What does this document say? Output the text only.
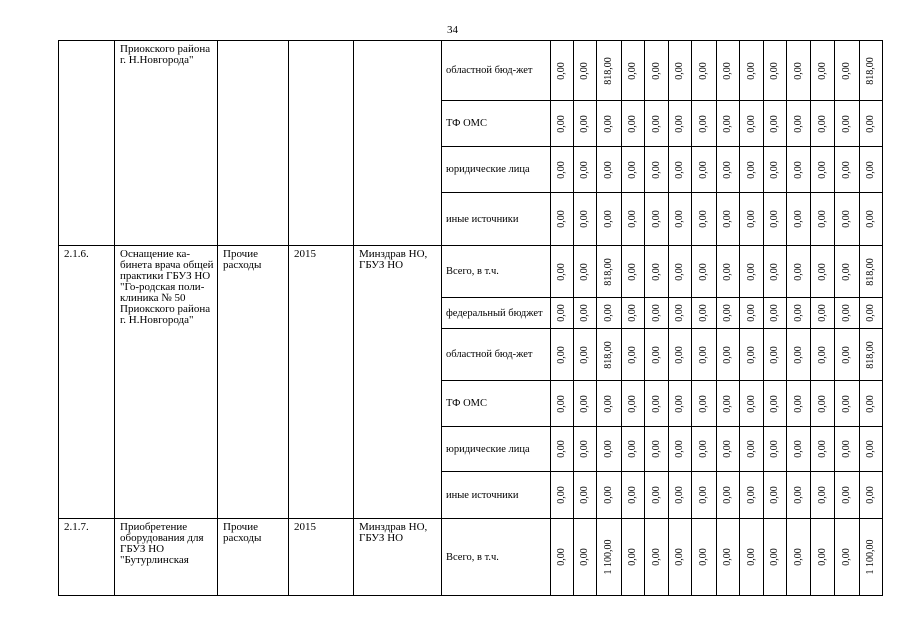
34
	Приокского района г. Н.Новгорода"				областной бюд-жет	0,00	0,00	818,00	0,00	0,00	0,00	0,00	0,00	0,00	0,00	0,00	0,00	0,00	818,00

					ТФ ОМС	0,00	0,00	0,00	0,00	0,00	0,00	0,00	0,00	0,00	0,00	0,00	0,00	0,00	0,00

					юридические лица	0,00	0,00	0,00	0,00	0,00	0,00	0,00	0,00	0,00	0,00	0,00	0,00	0,00	0,00

					иные источники	0,00	0,00	0,00	0,00	0,00	0,00	0,00	0,00	0,00	0,00	0,00	0,00	0,00	0,00

2.1.6.	Оснащение ка-бинета врача общей практики ГБУЗ НО "Го-родская поли-клиника № 50 Приокского района г. Н.Новгорода"	Прочие расходы	2015	Минздрав НО, ГБУЗ НО	Всего, в т.ч.	0,00	0,00	818,00	0,00	0,00	0,00	0,00	0,00	0,00	0,00	0,00	0,00	0,00	818,00

					федеральный бюджет	0,00	0,00	0,00	0,00	0,00	0,00	0,00	0,00	0,00	0,00	0,00	0,00	0,00	0,00

					областной бюд-жет	0,00	0,00	818,00	0,00	0,00	0,00	0,00	0,00	0,00	0,00	0,00	0,00	0,00	818,00

					ТФ ОМС	0,00	0,00	0,00	0,00	0,00	0,00	0,00	0,00	0,00	0,00	0,00	0,00	0,00	0,00

					юридические лица	0,00	0,00	0,00	0,00	0,00	0,00	0,00	0,00	0,00	0,00	0,00	0,00	0,00	0,00

					иные источники	0,00	0,00	0,00	0,00	0,00	0,00	0,00	0,00	0,00	0,00	0,00	0,00	0,00	0,00

2.1.7.	Приобретение оборудования для ГБУЗ НО "Бутурлинская	Прочие расходы	2015	Минздрав НО, ГБУЗ НО	Всего, в т.ч.	0,00	0,00	1 100,00	0,00	0,00	0,00	0,00	0,00	0,00	0,00	0,00	0,00	0,00	1 100,00
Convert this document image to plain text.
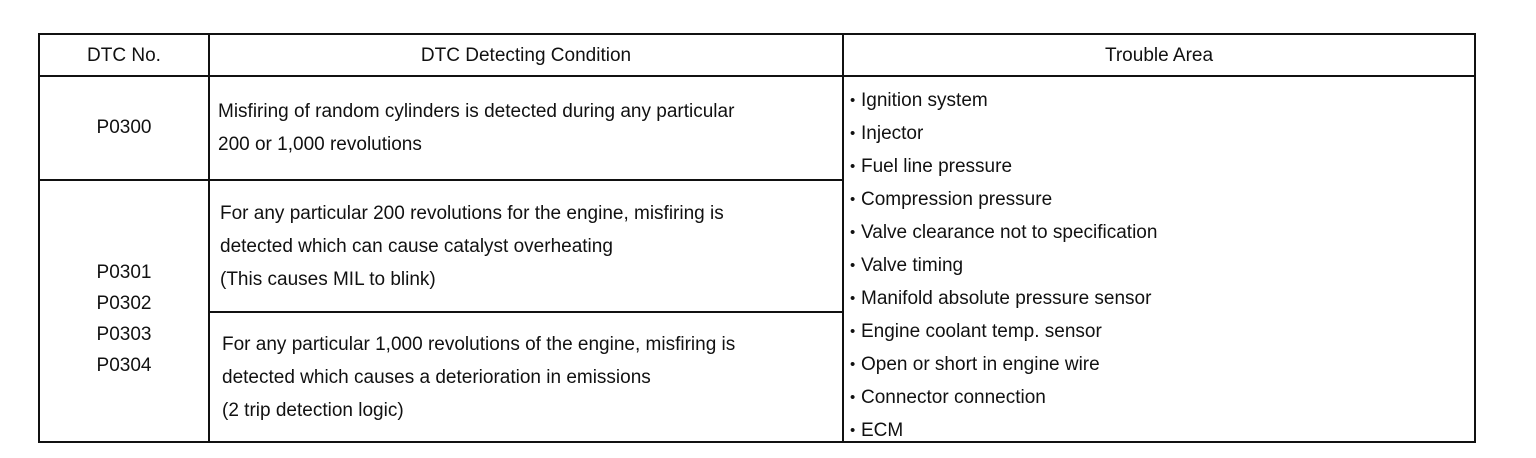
DTC No.	DTC Detecting Condition	Trouble Area
P0300
Misfiring of random cylinders is detected during any particular
200 or 1,000 revolutions
P0301
P0302
P0303
P0304
For any particular 200 revolutions for the engine, misfiring is
detected which can cause catalyst overheating
(This causes MIL to blink)
For any particular 1,000 revolutions of the engine, misfiring is
detected which causes a deterioration in emissions
(2 trip detection logic)
• Ignition system
• Injector
• Fuel line pressure
• Compression pressure
• Valve clearance not to specification
• Valve timing
• Manifold absolute pressure sensor
• Engine coolant temp. sensor
• Open or short in engine wire
• Connector connection
• ECM
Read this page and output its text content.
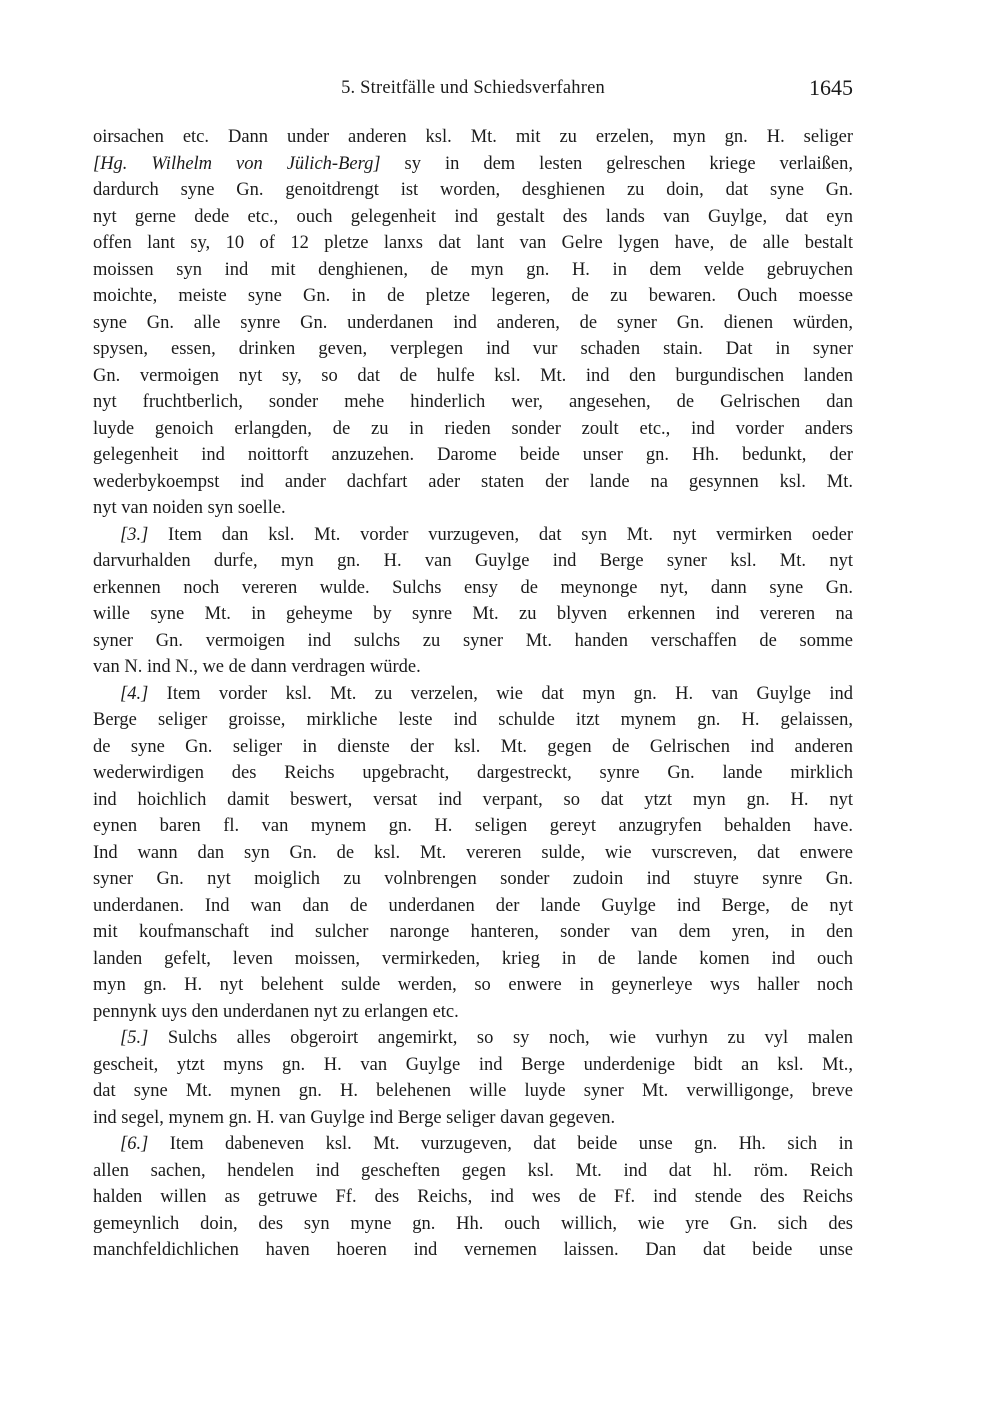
5. Streitfälle und Schiedsverfahren	1645

oirsachen etc. Dann under anderen ksl. Mt. mit zu erzelen, myn gn. H. seliger
[Hg. Wilhelm von Jülich-Berg] sy in dem lesten gelreschen kriege verlaißen,
dardurch syne Gn. genoitdrengt ist worden, desghienen zu doin, dat syne Gn.
nyt gerne dede etc., ouch gelegenheit ind gestalt des lands van Guylge, dat eyn
offen lant sy, 10 of 12 pletze lanxs dat lant van Gelre lygen have, de alle bestalt
moissen syn ind mit denghienen, de myn gn. H. in dem velde gebruychen
moichte, meiste syne Gn. in de pletze legeren, de zu bewaren. Ouch moesse
syne Gn. alle synre Gn. underdanen ind anderen, de syner Gn. dienen würden,
spysen, essen, drinken geven, verplegen ind vur schaden stain. Dat in syner
Gn. vermoigen nyt sy, so dat de hulfe ksl. Mt. ind den burgundischen landen
nyt fruchtberlich, sonder mehe hinderlich wer, angesehen, de Gelrischen dan
luyde genoich erlangden, de zu in rieden sonder zoult etc., ind vorder anders
gelegenheit ind noittorft anzuzehen. Darome beide unser gn. Hh. bedunkt, der
wederbykoempst ind ander dachfart ader staten der lande na gesynnen ksl. Mt.
nyt van noiden syn soelle.

[3.] Item dan ksl. Mt. vorder vurzugeven, dat syn Mt. nyt vermirken oeder
darvurhalden durfe, myn gn. H. van Guylge ind Berge syner ksl. Mt. nyt
erkennen noch vereren wulde. Sulchs ensy de meynonge nyt, dann syne Gn.
wille syne Mt. in geheyme by synre Mt. zu blyven erkennen ind vereren na
syner Gn. vermoigen ind sulchs zu syner Mt. handen verschaffen de somme
van N. ind N., we de dann verdragen würde.

[4.] Item vorder ksl. Mt. zu verzelen, wie dat myn gn. H. van Guylge ind
Berge seliger groisse, mirkliche leste ind schulde itzt mynem gn. H. gelaissen,
de syne Gn. seliger in dienste der ksl. Mt. gegen de Gelrischen ind anderen
wederwirdigen des Reichs upgebracht, dargestreckt, synre Gn. lande mirklich
ind hoichlich damit beswert, versat ind verpant, so dat ytzt myn gn. H. nyt
eynen baren fl. van mynem gn. H. seligen gereyt anzugryfen behalden have.
Ind wann dan syn Gn. de ksl. Mt. vereren sulde, wie vurscreven, dat enwere
syner Gn. nyt moiglich zu volnbrengen sonder zudoin ind stuyre synre Gn.
underdanen. Ind wan dan de underdanen der lande Guylge ind Berge, de nyt
mit koufmanschaft ind sulcher naronge hanteren, sonder van dem yren, in den
landen gefelt, leven moissen, vermirkeden, krieg in de lande komen ind ouch
myn gn. H. nyt belehent sulde werden, so enwere in geynerleye wys haller noch
pennynk uys den underdanen nyt zu erlangen etc.

[5.] Sulchs alles obgeroirt angemirkt, so sy noch, wie vurhyn zu vyl malen
gescheit, ytzt myns gn. H. van Guylge ind Berge underdenige bidt an ksl. Mt.,
dat syne Mt. mynen gn. H. belehenen wille luyde syner Mt. verwilligonge, breve
ind segel, mynem gn. H. van Guylge ind Berge seliger davan gegeven.

[6.] Item dabeneven ksl. Mt. vurzugeven, dat beide unse gn. Hh. sich in
allen sachen, hendelen ind gescheften gegen ksl. Mt. ind dat hl. röm. Reich
halden willen as getruwe Ff. des Reichs, ind wes de Ff. ind stende des Reichs
gemeynlich doin, des syn myne gn. Hh. ouch willich, wie yre Gn. sich des
manchfeldichlichen haven hoeren ind vernemen laissen. Dan dat beide unse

#### Written task:
Go through the entries above and print each one exactly, minus the pictures.

#### The reply:
What does this document say? Output the text only.
34
	Приокского района г. Н.Новгорода"				областной бюд-жет	0,00	0,00	818,00	0,00	0,00	0,00	0,00	0,00	0,00	0,00	0,00	0,00	0,00	818,00

					ТФ ОМС	0,00	0,00	0,00	0,00	0,00	0,00	0,00	0,00	0,00	0,00	0,00	0,00	0,00	0,00

					юридические лица	0,00	0,00	0,00	0,00	0,00	0,00	0,00	0,00	0,00	0,00	0,00	0,00	0,00	0,00

					иные источники	0,00	0,00	0,00	0,00	0,00	0,00	0,00	0,00	0,00	0,00	0,00	0,00	0,00	0,00

2.1.6.	Оснащение ка-бинета врача общей практики ГБУЗ НО "Го-родская поли-клиника № 50 Приокского района г. Н.Новгорода"	Прочие расходы	2015	Минздрав НО, ГБУЗ НО	Всего, в т.ч.	0,00	0,00	818,00	0,00	0,00	0,00	0,00	0,00	0,00	0,00	0,00	0,00	0,00	818,00

					федеральный бюджет	0,00	0,00	0,00	0,00	0,00	0,00	0,00	0,00	0,00	0,00	0,00	0,00	0,00	0,00

					областной бюд-жет	0,00	0,00	818,00	0,00	0,00	0,00	0,00	0,00	0,00	0,00	0,00	0,00	0,00	818,00

					ТФ ОМС	0,00	0,00	0,00	0,00	0,00	0,00	0,00	0,00	0,00	0,00	0,00	0,00	0,00	0,00

					юридические лица	0,00	0,00	0,00	0,00	0,00	0,00	0,00	0,00	0,00	0,00	0,00	0,00	0,00	0,00

					иные источники	0,00	0,00	0,00	0,00	0,00	0,00	0,00	0,00	0,00	0,00	0,00	0,00	0,00	0,00

2.1.7.	Приобретение оборудования для ГБУЗ НО "Бутурлинская	Прочие расходы	2015	Минздрав НО, ГБУЗ НО	Всего, в т.ч.	0,00	0,00	1 100,00	0,00	0,00	0,00	0,00	0,00	0,00	0,00	0,00	0,00	0,00	1 100,00
Convert this document image to plain text.
DTC No.	DTC Detecting Condition	Trouble Area
P0300
Misfiring of random cylinders is detected during any particular
200 or 1,000 revolutions
P0301
P0302
P0303
P0304
For any particular 200 revolutions for the engine, misfiring is
detected which can cause catalyst overheating
(This causes MIL to blink)
For any particular 1,000 revolutions of the engine, misfiring is
detected which causes a deterioration in emissions
(2 trip detection logic)
• Ignition system
• Injector
• Fuel line pressure
• Compression pressure
• Valve clearance not to specification
• Valve timing
• Manifold absolute pressure sensor
• Engine coolant temp. sensor
• Open or short in engine wire
• Connector connection
• ECM
Read this page and output its text content.
5. Streitfälle und Schiedsverfahren	1645

oirsachen etc. Dann under anderen ksl. Mt. mit zu erzelen, myn gn. H. seliger
[Hg. Wilhelm von Jülich-Berg] sy in dem lesten gelreschen kriege verlaißen,
dardurch syne Gn. genoitdrengt ist worden, desghienen zu doin, dat syne Gn.
nyt gerne dede etc., ouch gelegenheit ind gestalt des lands van Guylge, dat eyn
offen lant sy, 10 of 12 pletze lanxs dat lant van Gelre lygen have, de alle bestalt
moissen syn ind mit denghienen, de myn gn. H. in dem velde gebruychen
moichte, meiste syne Gn. in de pletze legeren, de zu bewaren. Ouch moesse
syne Gn. alle synre Gn. underdanen ind anderen, de syner Gn. dienen würden,
spysen, essen, drinken geven, verplegen ind vur schaden stain. Dat in syner
Gn. vermoigen nyt sy, so dat de hulfe ksl. Mt. ind den burgundischen landen
nyt fruchtberlich, sonder mehe hinderlich wer, angesehen, de Gelrischen dan
luyde genoich erlangden, de zu in rieden sonder zoult etc., ind vorder anders
gelegenheit ind noittorft anzuzehen. Darome beide unser gn. Hh. bedunkt, der
wederbykoempst ind ander dachfart ader staten der lande na gesynnen ksl. Mt.
nyt van noiden syn soelle.

[3.] Item dan ksl. Mt. vorder vurzugeven, dat syn Mt. nyt vermirken oeder
darvurhalden durfe, myn gn. H. van Guylge ind Berge syner ksl. Mt. nyt
erkennen noch vereren wulde. Sulchs ensy de meynonge nyt, dann syne Gn.
wille syne Mt. in geheyme by synre Mt. zu blyven erkennen ind vereren na
syner Gn. vermoigen ind sulchs zu syner Mt. handen verschaffen de somme
van N. ind N., we de dann verdragen würde.

[4.] Item vorder ksl. Mt. zu verzelen, wie dat myn gn. H. van Guylge ind
Berge seliger groisse, mirkliche leste ind schulde itzt mynem gn. H. gelaissen,
de syne Gn. seliger in dienste der ksl. Mt. gegen de Gelrischen ind anderen
wederwirdigen des Reichs upgebracht, dargestreckt, synre Gn. lande mirklich
ind hoichlich damit beswert, versat ind verpant, so dat ytzt myn gn. H. nyt
eynen baren fl. van mynem gn. H. seligen gereyt anzugryfen behalden have.
Ind wann dan syn Gn. de ksl. Mt. vereren sulde, wie vurscreven, dat enwere
syner Gn. nyt moiglich zu volnbrengen sonder zudoin ind stuyre synre Gn.
underdanen. Ind wan dan de underdanen der lande Guylge ind Berge, de nyt
mit koufmanschaft ind sulcher naronge hanteren, sonder van dem yren, in den
landen gefelt, leven moissen, vermirkeden, krieg in de lande komen ind ouch
myn gn. H. nyt belehent sulde werden, so enwere in geynerleye wys haller noch
pennynk uys den underdanen nyt zu erlangen etc.

[5.] Sulchs alles obgeroirt angemirkt, so sy noch, wie vurhyn zu vyl malen
gescheit, ytzt myns gn. H. van Guylge ind Berge underdenige bidt an ksl. Mt.,
dat syne Mt. mynen gn. H. belehenen wille luyde syner Mt. verwilligonge, breve
ind segel, mynem gn. H. van Guylge ind Berge seliger davan gegeven.

[6.] Item dabeneven ksl. Mt. vurzugeven, dat beide unse gn. Hh. sich in
allen sachen, hendelen ind gescheften gegen ksl. Mt. ind dat hl. röm. Reich
halden willen as getruwe Ff. des Reichs, ind wes de Ff. ind stende des Reichs
gemeynlich doin, des syn myne gn. Hh. ouch willich, wie yre Gn. sich des
manchfeldichlichen haven hoeren ind vernemen laissen. Dan dat beide unse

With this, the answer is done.